**TASK DETAILS**
Identify every line in the records below that contains the word "points", and reproduce each one.

Dataset items
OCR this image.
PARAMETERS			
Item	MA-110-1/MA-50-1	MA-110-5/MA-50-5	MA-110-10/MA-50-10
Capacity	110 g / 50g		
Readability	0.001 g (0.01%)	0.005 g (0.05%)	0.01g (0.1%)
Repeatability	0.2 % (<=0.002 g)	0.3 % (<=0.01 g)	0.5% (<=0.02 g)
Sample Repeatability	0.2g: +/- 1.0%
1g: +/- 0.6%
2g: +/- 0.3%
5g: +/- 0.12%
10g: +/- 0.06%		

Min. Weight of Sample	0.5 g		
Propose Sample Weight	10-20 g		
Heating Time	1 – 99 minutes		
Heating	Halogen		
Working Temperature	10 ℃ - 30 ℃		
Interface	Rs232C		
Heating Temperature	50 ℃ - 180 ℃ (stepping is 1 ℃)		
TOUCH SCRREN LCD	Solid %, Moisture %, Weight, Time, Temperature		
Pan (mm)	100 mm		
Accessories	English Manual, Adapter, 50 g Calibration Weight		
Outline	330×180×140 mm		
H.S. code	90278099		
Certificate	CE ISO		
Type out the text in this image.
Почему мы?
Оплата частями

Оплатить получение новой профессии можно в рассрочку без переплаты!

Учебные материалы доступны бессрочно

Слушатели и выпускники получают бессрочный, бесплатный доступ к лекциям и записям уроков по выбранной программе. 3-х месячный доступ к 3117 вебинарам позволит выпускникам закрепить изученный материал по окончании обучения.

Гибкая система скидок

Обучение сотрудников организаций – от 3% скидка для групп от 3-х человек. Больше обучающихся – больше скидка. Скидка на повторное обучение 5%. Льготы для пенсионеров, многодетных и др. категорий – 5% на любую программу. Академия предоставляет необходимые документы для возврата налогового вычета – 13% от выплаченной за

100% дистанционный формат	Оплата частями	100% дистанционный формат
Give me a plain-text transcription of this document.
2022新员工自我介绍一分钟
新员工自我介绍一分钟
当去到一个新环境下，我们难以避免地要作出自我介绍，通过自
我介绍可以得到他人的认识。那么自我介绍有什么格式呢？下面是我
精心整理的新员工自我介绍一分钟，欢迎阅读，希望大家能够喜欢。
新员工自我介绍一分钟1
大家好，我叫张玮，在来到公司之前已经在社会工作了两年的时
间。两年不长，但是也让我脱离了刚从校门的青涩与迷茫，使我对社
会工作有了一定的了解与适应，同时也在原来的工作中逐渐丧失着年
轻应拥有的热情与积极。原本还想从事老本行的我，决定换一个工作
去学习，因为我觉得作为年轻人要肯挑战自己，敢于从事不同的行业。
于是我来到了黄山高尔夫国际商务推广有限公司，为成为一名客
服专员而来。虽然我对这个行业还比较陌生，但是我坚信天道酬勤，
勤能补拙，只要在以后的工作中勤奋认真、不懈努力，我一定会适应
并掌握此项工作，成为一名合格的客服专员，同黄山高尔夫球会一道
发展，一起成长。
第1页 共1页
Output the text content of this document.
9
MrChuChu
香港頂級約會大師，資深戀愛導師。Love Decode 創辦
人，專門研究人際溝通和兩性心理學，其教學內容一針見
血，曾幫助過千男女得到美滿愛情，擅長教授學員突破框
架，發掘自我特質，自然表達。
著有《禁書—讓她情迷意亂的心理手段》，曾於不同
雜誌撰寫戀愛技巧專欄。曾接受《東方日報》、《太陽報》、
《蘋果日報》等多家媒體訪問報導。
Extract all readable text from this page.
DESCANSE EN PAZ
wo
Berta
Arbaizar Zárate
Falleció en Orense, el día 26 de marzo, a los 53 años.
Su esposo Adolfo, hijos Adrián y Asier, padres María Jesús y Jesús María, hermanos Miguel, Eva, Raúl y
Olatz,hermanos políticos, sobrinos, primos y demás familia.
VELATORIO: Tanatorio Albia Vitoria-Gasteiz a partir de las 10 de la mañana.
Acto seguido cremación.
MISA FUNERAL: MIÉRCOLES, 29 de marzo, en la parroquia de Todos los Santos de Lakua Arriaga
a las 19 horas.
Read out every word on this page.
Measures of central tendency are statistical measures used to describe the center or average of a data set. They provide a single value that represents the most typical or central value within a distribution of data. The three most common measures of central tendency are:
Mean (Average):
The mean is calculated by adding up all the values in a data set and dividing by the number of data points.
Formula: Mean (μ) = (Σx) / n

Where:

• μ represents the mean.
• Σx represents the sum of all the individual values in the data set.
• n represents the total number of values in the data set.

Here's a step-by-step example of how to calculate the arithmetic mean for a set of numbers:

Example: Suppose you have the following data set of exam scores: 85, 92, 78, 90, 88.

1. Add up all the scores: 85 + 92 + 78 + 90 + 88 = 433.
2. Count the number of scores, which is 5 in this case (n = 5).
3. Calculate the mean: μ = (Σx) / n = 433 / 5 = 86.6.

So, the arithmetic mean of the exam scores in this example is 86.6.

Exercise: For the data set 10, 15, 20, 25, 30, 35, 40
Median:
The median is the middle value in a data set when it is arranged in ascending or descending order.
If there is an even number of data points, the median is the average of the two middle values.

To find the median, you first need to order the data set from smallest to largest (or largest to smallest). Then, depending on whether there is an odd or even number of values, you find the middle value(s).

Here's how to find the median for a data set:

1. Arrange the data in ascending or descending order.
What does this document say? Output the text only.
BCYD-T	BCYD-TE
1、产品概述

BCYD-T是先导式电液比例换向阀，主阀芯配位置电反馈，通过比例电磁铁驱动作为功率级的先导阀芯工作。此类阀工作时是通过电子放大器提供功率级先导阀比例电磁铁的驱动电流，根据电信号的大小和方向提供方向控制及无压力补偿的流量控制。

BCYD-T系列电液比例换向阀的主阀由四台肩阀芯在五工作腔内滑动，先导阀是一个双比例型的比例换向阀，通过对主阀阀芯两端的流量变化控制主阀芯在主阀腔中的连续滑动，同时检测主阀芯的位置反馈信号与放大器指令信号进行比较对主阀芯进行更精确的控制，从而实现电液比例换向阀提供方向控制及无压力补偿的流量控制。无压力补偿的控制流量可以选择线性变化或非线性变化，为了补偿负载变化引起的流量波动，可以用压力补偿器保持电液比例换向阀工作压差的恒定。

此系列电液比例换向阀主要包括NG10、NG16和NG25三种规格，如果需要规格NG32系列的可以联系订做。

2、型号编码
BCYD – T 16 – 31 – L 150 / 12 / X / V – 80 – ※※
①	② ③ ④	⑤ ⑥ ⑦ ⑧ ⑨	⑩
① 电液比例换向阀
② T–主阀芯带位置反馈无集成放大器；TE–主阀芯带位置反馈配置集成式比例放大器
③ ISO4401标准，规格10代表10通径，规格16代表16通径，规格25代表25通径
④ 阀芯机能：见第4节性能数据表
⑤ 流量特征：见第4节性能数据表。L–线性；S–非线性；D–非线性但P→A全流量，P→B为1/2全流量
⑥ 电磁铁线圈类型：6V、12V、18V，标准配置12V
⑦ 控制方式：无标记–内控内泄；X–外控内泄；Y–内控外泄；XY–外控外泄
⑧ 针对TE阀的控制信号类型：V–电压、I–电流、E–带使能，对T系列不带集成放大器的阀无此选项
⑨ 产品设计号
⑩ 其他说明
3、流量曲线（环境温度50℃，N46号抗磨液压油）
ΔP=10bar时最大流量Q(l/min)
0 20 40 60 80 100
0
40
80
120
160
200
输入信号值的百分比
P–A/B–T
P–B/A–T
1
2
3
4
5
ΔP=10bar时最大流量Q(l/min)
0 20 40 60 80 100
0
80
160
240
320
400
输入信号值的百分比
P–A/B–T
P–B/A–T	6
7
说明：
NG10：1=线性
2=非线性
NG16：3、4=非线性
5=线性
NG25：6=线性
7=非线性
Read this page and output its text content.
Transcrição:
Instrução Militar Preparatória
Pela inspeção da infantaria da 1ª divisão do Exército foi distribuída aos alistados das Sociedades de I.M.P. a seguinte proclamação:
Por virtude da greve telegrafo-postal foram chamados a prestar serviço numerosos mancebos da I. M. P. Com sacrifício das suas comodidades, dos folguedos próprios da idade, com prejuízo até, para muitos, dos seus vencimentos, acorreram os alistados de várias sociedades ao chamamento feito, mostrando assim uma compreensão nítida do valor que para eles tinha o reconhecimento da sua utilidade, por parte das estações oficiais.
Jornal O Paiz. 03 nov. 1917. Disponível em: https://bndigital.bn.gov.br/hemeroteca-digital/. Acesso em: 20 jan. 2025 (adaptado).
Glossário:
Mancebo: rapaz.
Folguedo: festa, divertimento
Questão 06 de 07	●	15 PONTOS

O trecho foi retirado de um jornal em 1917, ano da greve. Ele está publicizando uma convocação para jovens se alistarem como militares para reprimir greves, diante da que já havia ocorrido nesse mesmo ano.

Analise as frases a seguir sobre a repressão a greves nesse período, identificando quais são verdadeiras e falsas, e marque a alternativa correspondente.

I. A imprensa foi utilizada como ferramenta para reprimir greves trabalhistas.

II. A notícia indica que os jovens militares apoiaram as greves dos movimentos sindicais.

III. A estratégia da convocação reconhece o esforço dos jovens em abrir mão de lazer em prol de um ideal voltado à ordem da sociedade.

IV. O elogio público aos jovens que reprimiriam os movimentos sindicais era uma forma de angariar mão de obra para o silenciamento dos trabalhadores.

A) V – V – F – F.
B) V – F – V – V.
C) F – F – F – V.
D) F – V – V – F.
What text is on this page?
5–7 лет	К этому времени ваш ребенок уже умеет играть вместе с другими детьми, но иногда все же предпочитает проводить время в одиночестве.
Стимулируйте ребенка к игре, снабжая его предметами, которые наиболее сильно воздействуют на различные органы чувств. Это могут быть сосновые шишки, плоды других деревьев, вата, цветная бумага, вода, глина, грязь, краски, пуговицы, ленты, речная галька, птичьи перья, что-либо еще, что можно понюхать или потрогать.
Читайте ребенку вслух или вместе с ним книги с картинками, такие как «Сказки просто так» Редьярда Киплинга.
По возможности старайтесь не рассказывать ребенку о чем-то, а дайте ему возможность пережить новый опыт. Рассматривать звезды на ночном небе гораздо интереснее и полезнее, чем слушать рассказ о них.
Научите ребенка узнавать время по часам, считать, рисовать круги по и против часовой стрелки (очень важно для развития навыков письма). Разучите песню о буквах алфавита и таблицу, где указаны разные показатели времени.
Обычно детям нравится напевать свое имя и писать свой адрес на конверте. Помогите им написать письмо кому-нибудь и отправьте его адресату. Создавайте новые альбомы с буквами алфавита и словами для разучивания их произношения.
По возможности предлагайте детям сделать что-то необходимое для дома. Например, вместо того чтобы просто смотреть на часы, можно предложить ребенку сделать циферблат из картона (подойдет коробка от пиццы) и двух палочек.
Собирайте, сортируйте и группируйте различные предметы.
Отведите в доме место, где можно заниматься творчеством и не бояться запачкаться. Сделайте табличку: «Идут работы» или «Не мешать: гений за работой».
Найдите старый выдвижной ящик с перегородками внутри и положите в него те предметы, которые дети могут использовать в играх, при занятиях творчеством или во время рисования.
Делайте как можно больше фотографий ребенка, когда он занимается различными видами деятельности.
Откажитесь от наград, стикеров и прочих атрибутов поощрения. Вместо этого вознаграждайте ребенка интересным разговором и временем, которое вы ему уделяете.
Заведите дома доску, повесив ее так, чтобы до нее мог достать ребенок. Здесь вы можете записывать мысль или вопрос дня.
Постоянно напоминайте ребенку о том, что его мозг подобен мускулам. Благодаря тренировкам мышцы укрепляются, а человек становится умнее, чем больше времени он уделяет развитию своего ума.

**EXERCISE ANSWER**
The mean is calculated by adding up all the values in a data set and dividing by the number of data points.
If there is an even number of data points, the median is the average of the two middle values.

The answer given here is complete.